▸ **Task to carry out**: Leave the pictures out. Return all other data exactly.

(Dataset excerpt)
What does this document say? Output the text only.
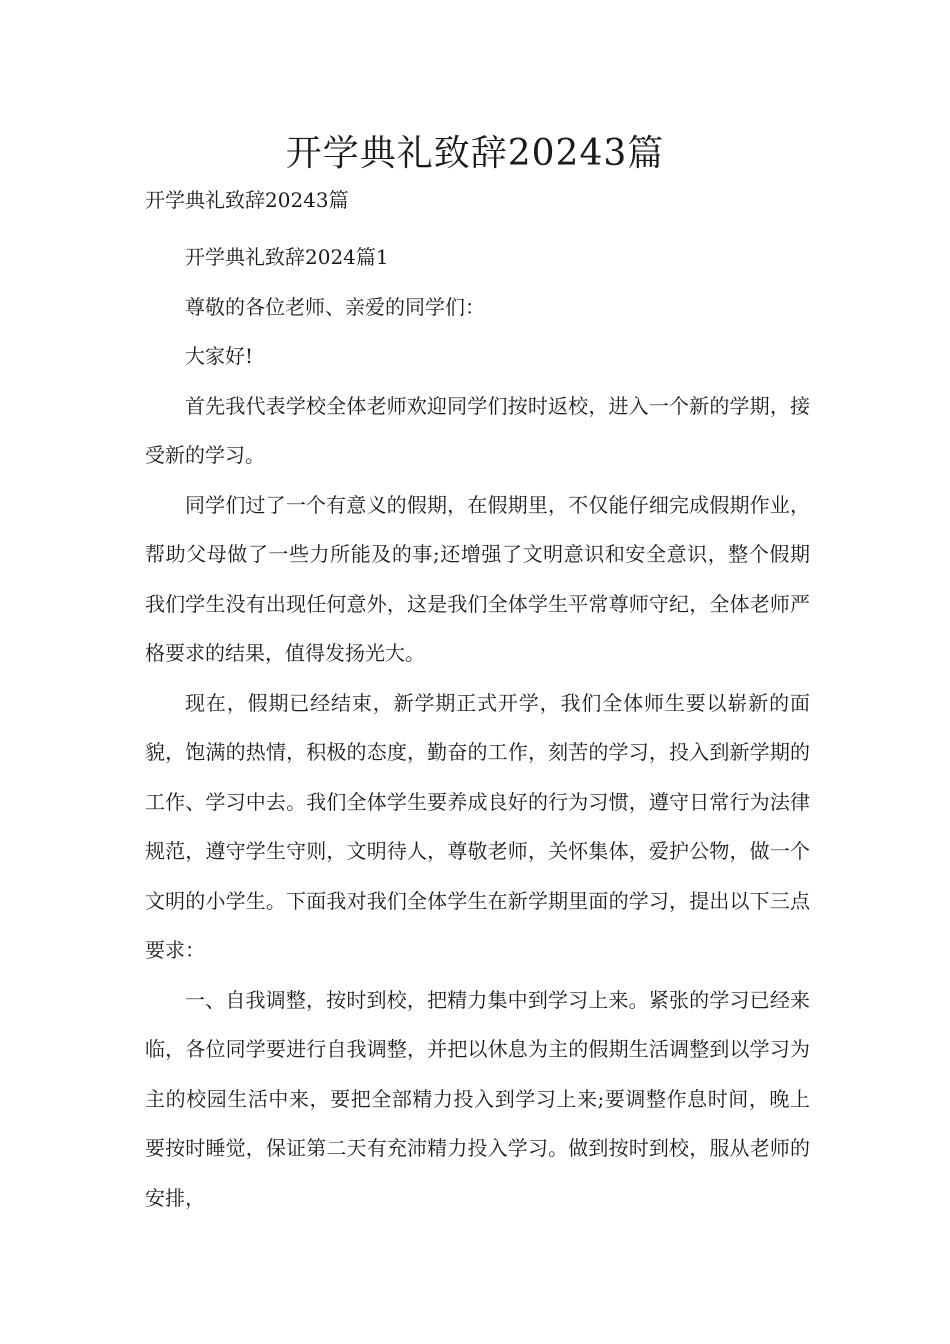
开学典礼致辞20243篇

开学典礼致辞20243篇

开学典礼致辞2024篇1

尊敬的各位老师、亲爱的同学们：

大家好!

首先我代表学校全体老师欢迎同学们按时返校，进入一个新的学期，接受新的学习。

同学们过了一个有意义的假期，在假期里，不仅能仔细完成假期作业，帮助父母做了一些力所能及的事;还增强了文明意识和安全意识，整个假期我们学生没有出现任何意外，这是我们全体学生平常尊师守纪，全体老师严格要求的结果，值得发扬光大。

现在，假期已经结束，新学期正式开学，我们全体师生要以崭新的面貌，饱满的热情，积极的态度，勤奋的工作，刻苦的学习，投入到新学期的工作、学习中去。我们全体学生要养成良好的行为习惯，遵守日常行为法律规范，遵守学生守则，文明待人，尊敬老师，关怀集体，爱护公物，做一个文明的小学生。下面我对我们全体学生在新学期里面的学习，提出以下三点要求：

一、自我调整，按时到校，把精力集中到学习上来。紧张的学习已经来临，各位同学要进行自我调整，并把以休息为主的假期生活调整到以学习为主的校园生活中来，要把全部精力投入到学习上来;要调整作息时间，晚上要按时睡觉，保证第二天有充沛精力投入学习。做到按时到校，服从老师的安排，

▸ **Worked solution**:
What does this document say? Output the text only.
开学典礼致辞20243篇

开学典礼致辞20243篇

开学典礼致辞2024篇1

尊敬的各位老师、亲爱的同学们：

大家好!

首先我代表学校全体老师欢迎同学们按时返校，进入一个新的学期，接受新的学习。

同学们过了一个有意义的假期，在假期里，不仅能仔细完成假期作业，帮助父母做了一些力所能及的事;还增强了文明意识和安全意识，整个假期我们学生没有出现任何意外，这是我们全体学生平常尊师守纪，全体老师严格要求的结果，值得发扬光大。

现在，假期已经结束，新学期正式开学，我们全体师生要以崭新的面貌，饱满的热情，积极的态度，勤奋的工作，刻苦的学习，投入到新学期的工作、学习中去。我们全体学生要养成良好的行为习惯，遵守日常行为法律规范，遵守学生守则，文明待人，尊敬老师，关怀集体，爱护公物，做一个文明的小学生。下面我对我们全体学生在新学期里面的学习，提出以下三点要求：

一、自我调整，按时到校，把精力集中到学习上来。紧张的学习已经来临，各位同学要进行自我调整，并把以休息为主的假期生活调整到以学习为主的校园生活中来，要把全部精力投入到学习上来;要调整作息时间，晚上要按时睡觉，保证第二天有充沛精力投入学习。做到按时到校，服从老师的安排，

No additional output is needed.